start
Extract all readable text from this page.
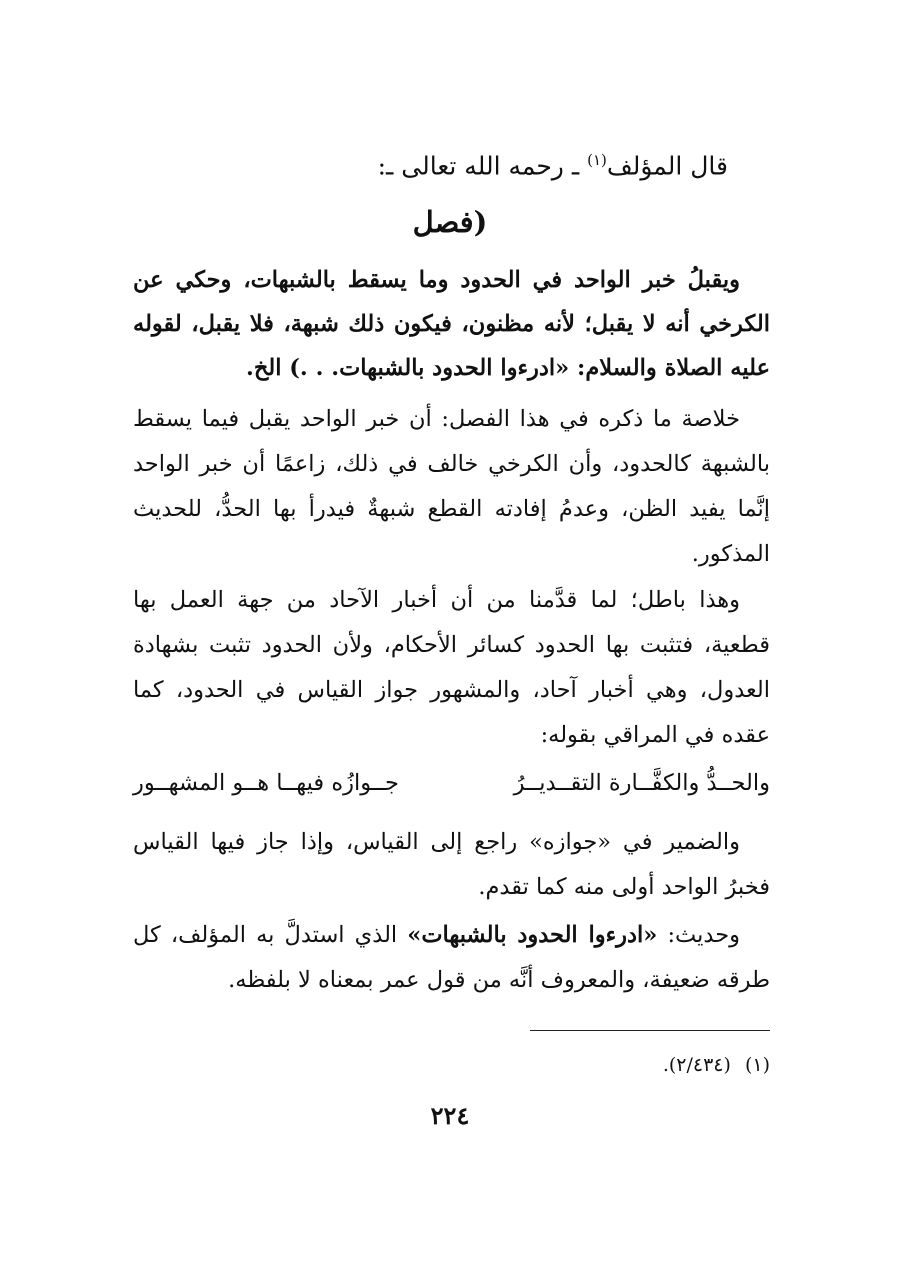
قال المؤلف$^{(١)}$ ـ رحمه الله تعالى ـ:
(فصل
ويقبلُ خبر الواحد في الحدود وما يسقط بالشبهات، وحكي عن الكرخي أنه لا يقبل؛ لأنه مظنون، فيكون ذلك شبهة، فلا يقبل، لقوله عليه الصلاة والسلام: «ادرءوا الحدود بالشبهات. . .) الخ.
خلاصة ما ذكره في هذا الفصل: أن خبر الواحد يقبل فيما يسقط بالشبهة كالحدود، وأن الكرخي خالف في ذلك، زاعمًا أن خبر الواحد إنَّما يفيد الظن، وعدمُ إفادته القطع شبهةٌ فيدرأ بها الحدُّ، للحديث المذكور.
وهذا باطل؛ لما قدَّمنا من أن أخبار الآحاد من جهة العمل بها قطعية، فتثبت بها الحدود كسائر الأحكام، ولأن الحدود تثبت بشهادة العدول، وهي أخبار آحاد، والمشهور جواز القياس في الحدود، كما عقده في المراقي بقوله:
والحــدُّ والكفَّــارة التقــديــرُ
جــوازُه فيهــا هــو المشهــور
والضمير في «جوازه» راجع إلى القياس، وإذا جاز فيها القياس فخبرُ الواحد أولى منه كما تقدم.
وحديث: «ادرءوا الحدود بالشبهات» الذي استدلَّ به المؤلف، كل طرقه ضعيفة، والمعروف أنَّه من قول عمر بمعناه لا بلفظه.
(١)(٢/٤٣٤).
٢٢٤
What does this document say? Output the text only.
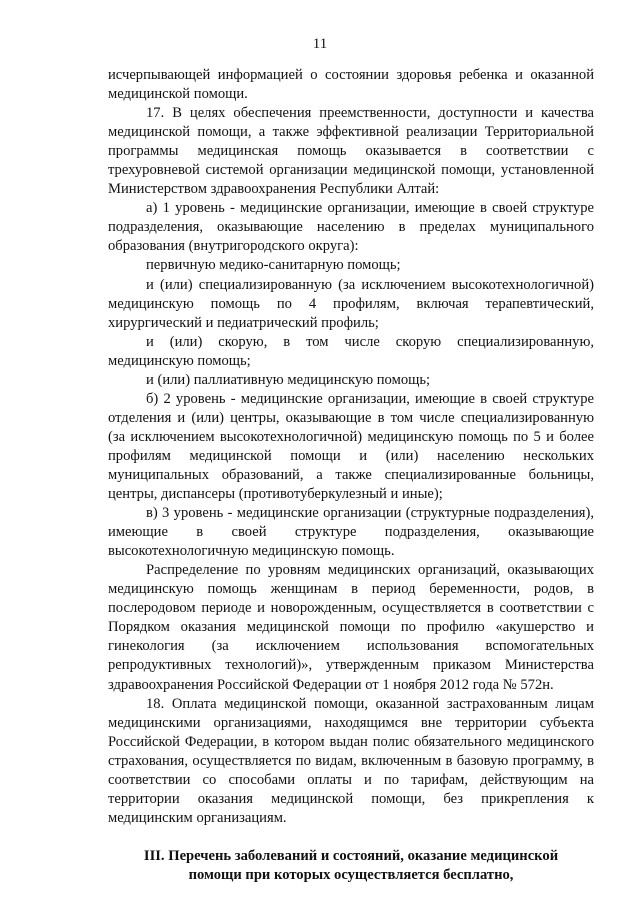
11

исчерпывающей информацией о состоянии здоровья ребенка и оказанной медицинской помощи.

17. В целях обеспечения преемственности, доступности и качества медицинской помощи, а также эффективной реализации Территориальной программы медицинская помощь оказывается в соответствии с трехуровневой системой организации медицинской помощи, установленной Министерством здравоохранения Республики Алтай:

а) 1 уровень - медицинские организации, имеющие в своей структуре подразделения, оказывающие населению в пределах муниципального образования (внутригородского округа):

первичную медико-санитарную помощь;

и (или) специализированную (за исключением высокотехнологичной) медицинскую помощь по 4 профилям, включая терапевтический, хирургический и педиатрический профиль;

и (или) скорую, в том числе скорую специализированную, медицинскую помощь;

и (или) паллиативную медицинскую помощь;

б) 2 уровень - медицинские организации, имеющие в своей структуре отделения и (или) центры, оказывающие в том числе специализированную (за исключением высокотехнологичной) медицинскую помощь по 5 и более профилям медицинской помощи и (или) населению нескольких муниципальных образований, а также специализированные больницы, центры, диспансеры (противотуберкулезный и иные);

в) 3 уровень - медицинские организации (структурные подразделения), имеющие в своей структуре подразделения, оказывающие высокотехнологичную медицинскую помощь.

Распределение по уровням медицинских организаций, оказывающих медицинскую помощь женщинам в период беременности, родов, в послеродовом периоде и новорожденным, осуществляется в соответствии с Порядком оказания медицинской помощи по профилю «акушерство и гинекология (за исключением использования вспомогательных репродуктивных технологий)», утвержденным приказом Министерства здравоохранения Российской Федерации от 1 ноября 2012 года № 572н.

18. Оплата медицинской помощи, оказанной застрахованным лицам медицинскими организациями, находящимся вне территории субъекта Российской Федерации, в котором выдан полис обязательного медицинского страхования, осуществляется по видам, включенным в базовую программу, в соответствии со способами оплаты и по тарифам, действующим на территории оказания медицинской помощи, без прикрепления к медицинским организациям.

III. Перечень заболеваний и состояний, оказание медицинской
помощи при которых осуществляется бесплатно,
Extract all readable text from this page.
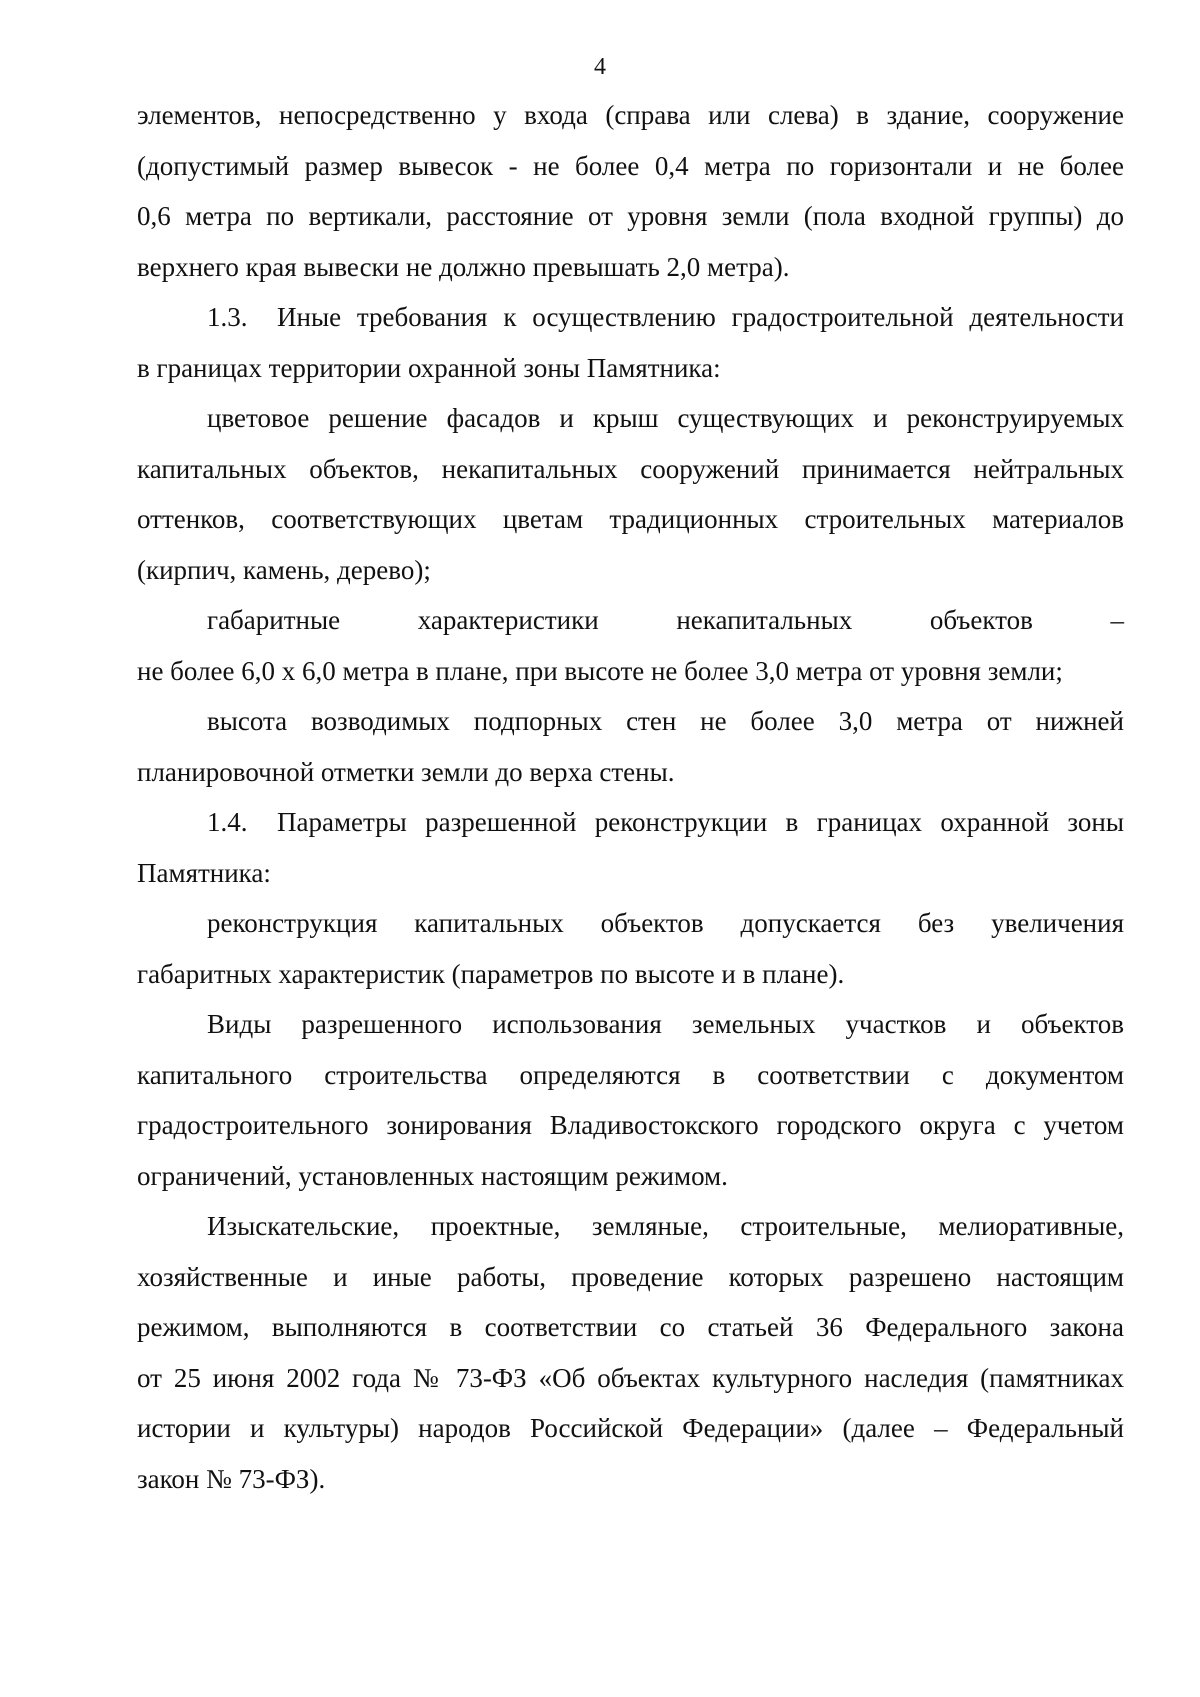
4

элементов, непосредственно у входа (справа или слева) в здание, сооружение
(допустимый размер вывесок - не более 0,4 метра по горизонтали и не более
0,6 метра по вертикали, расстояние от уровня земли (пола входной группы) до
верхнего края вывески не должно превышать 2,0 метра).

1.3. Иные требования к осуществлению градостроительной деятельности
в границах территории охранной зоны Памятника:

цветовое решение фасадов и крыш существующих и реконструируемых
капитальных объектов, некапитальных сооружений принимается нейтральных
оттенков, соответствующих цветам традиционных строительных материалов
(кирпич, камень, дерево);

габаритные характеристики некапитальных объектов –
не более 6,0 х 6,0 метра в плане, при высоте не более 3,0 метра от уровня земли;

высота возводимых подпорных стен не более 3,0 метра от нижней
планировочной отметки земли до верха стены.

1.4. Параметры разрешенной реконструкции в границах охранной зоны
Памятника:

реконструкция капитальных объектов допускается без увеличения
габаритных характеристик (параметров по высоте и в плане).

Виды разрешенного использования земельных участков и объектов
капитального строительства определяются в соответствии с документом
градостроительного зонирования Владивостокского городского округа с учетом
ограничений, установленных настоящим режимом.

Изыскательские, проектные, земляные, строительные, мелиоративные,
хозяйственные и иные работы, проведение которых разрешено настоящим
режимом, выполняются в соответствии со статьей 36 Федерального закона
от 25 июня 2002 года № 73-ФЗ «Об объектах культурного наследия (памятниках
истории и культуры) народов Российской Федерации» (далее – Федеральный
закон № 73-ФЗ).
end
◆ Required work:
Print the records word for word and exclude any picture they hold.

◆ Correct response:
Extract all readable text from this page.
قال المؤلف$^{(١)}$ ـ رحمه الله تعالى ـ:
(فصل
ويقبلُ خبر الواحد في الحدود وما يسقط بالشبهات، وحكي عن الكرخي أنه لا يقبل؛ لأنه مظنون، فيكون ذلك شبهة، فلا يقبل، لقوله عليه الصلاة والسلام: «ادرءوا الحدود بالشبهات. . .) الخ.
خلاصة ما ذكره في هذا الفصل: أن خبر الواحد يقبل فيما يسقط بالشبهة كالحدود، وأن الكرخي خالف في ذلك، زاعمًا أن خبر الواحد إنَّما يفيد الظن، وعدمُ إفادته القطع شبهةٌ فيدرأ بها الحدُّ، للحديث المذكور.
وهذا باطل؛ لما قدَّمنا من أن أخبار الآحاد من جهة العمل بها قطعية، فتثبت بها الحدود كسائر الأحكام، ولأن الحدود تثبت بشهادة العدول، وهي أخبار آحاد، والمشهور جواز القياس في الحدود، كما عقده في المراقي بقوله:
والحــدُّ والكفَّــارة التقــديــرُ
جــوازُه فيهــا هــو المشهــور
والضمير في «جوازه» راجع إلى القياس، وإذا جاز فيها القياس فخبرُ الواحد أولى منه كما تقدم.
وحديث: «ادرءوا الحدود بالشبهات» الذي استدلَّ به المؤلف، كل طرقه ضعيفة، والمعروف أنَّه من قول عمر بمعناه لا بلفظه.
(١)(٢/٤٣٤).
٢٢٤
What does this document say? Output the text only.
11

исчерпывающей информацией о состоянии здоровья ребенка и оказанной медицинской помощи.

17. В целях обеспечения преемственности, доступности и качества медицинской помощи, а также эффективной реализации Территориальной программы медицинская помощь оказывается в соответствии с трехуровневой системой организации медицинской помощи, установленной Министерством здравоохранения Республики Алтай:

а) 1 уровень - медицинские организации, имеющие в своей структуре подразделения, оказывающие населению в пределах муниципального образования (внутригородского округа):

первичную медико-санитарную помощь;

и (или) специализированную (за исключением высокотехнологичной) медицинскую помощь по 4 профилям, включая терапевтический, хирургический и педиатрический профиль;

и (или) скорую, в том числе скорую специализированную, медицинскую помощь;

и (или) паллиативную медицинскую помощь;

б) 2 уровень - медицинские организации, имеющие в своей структуре отделения и (или) центры, оказывающие в том числе специализированную (за исключением высокотехнологичной) медицинскую помощь по 5 и более профилям медицинской помощи и (или) населению нескольких муниципальных образований, а также специализированные больницы, центры, диспансеры (противотуберкулезный и иные);

в) 3 уровень - медицинские организации (структурные подразделения), имеющие в своей структуре подразделения, оказывающие высокотехнологичную медицинскую помощь.

Распределение по уровням медицинских организаций, оказывающих медицинскую помощь женщинам в период беременности, родов, в послеродовом периоде и новорожденным, осуществляется в соответствии с Порядком оказания медицинской помощи по профилю «акушерство и гинекология (за исключением использования вспомогательных репродуктивных технологий)», утвержденным приказом Министерства здравоохранения Российской Федерации от 1 ноября 2012 года № 572н.

18. Оплата медицинской помощи, оказанной застрахованным лицам медицинскими организациями, находящимся вне территории субъекта Российской Федерации, в котором выдан полис обязательного медицинского страхования, осуществляется по видам, включенным в базовую программу, в соответствии со способами оплаты и по тарифам, действующим на территории оказания медицинской помощи, без прикрепления к медицинским организациям.

III. Перечень заболеваний и состояний, оказание медицинской
помощи при которых осуществляется бесплатно,
Extract all readable text from this page.
4

элементов, непосредственно у входа (справа или слева) в здание, сооружение
(допустимый размер вывесок - не более 0,4 метра по горизонтали и не более
0,6 метра по вертикали, расстояние от уровня земли (пола входной группы) до
верхнего края вывески не должно превышать 2,0 метра).

1.3. Иные требования к осуществлению градостроительной деятельности
в границах территории охранной зоны Памятника:

цветовое решение фасадов и крыш существующих и реконструируемых
капитальных объектов, некапитальных сооружений принимается нейтральных
оттенков, соответствующих цветам традиционных строительных материалов
(кирпич, камень, дерево);

габаритные характеристики некапитальных объектов –
не более 6,0 х 6,0 метра в плане, при высоте не более 3,0 метра от уровня земли;

высота возводимых подпорных стен не более 3,0 метра от нижней
планировочной отметки земли до верха стены.

1.4. Параметры разрешенной реконструкции в границах охранной зоны
Памятника:

реконструкция капитальных объектов допускается без увеличения
габаритных характеристик (параметров по высоте и в плане).

Виды разрешенного использования земельных участков и объектов
капитального строительства определяются в соответствии с документом
градостроительного зонирования Владивостокского городского округа с учетом
ограничений, установленных настоящим режимом.

Изыскательские, проектные, земляные, строительные, мелиоративные,
хозяйственные и иные работы, проведение которых разрешено настоящим
режимом, выполняются в соответствии со статьей 36 Федерального закона
от 25 июня 2002 года № 73-ФЗ «Об объектах культурного наследия (памятниках
истории и культуры) народов Российской Федерации» (далее – Федеральный
закон № 73-ФЗ).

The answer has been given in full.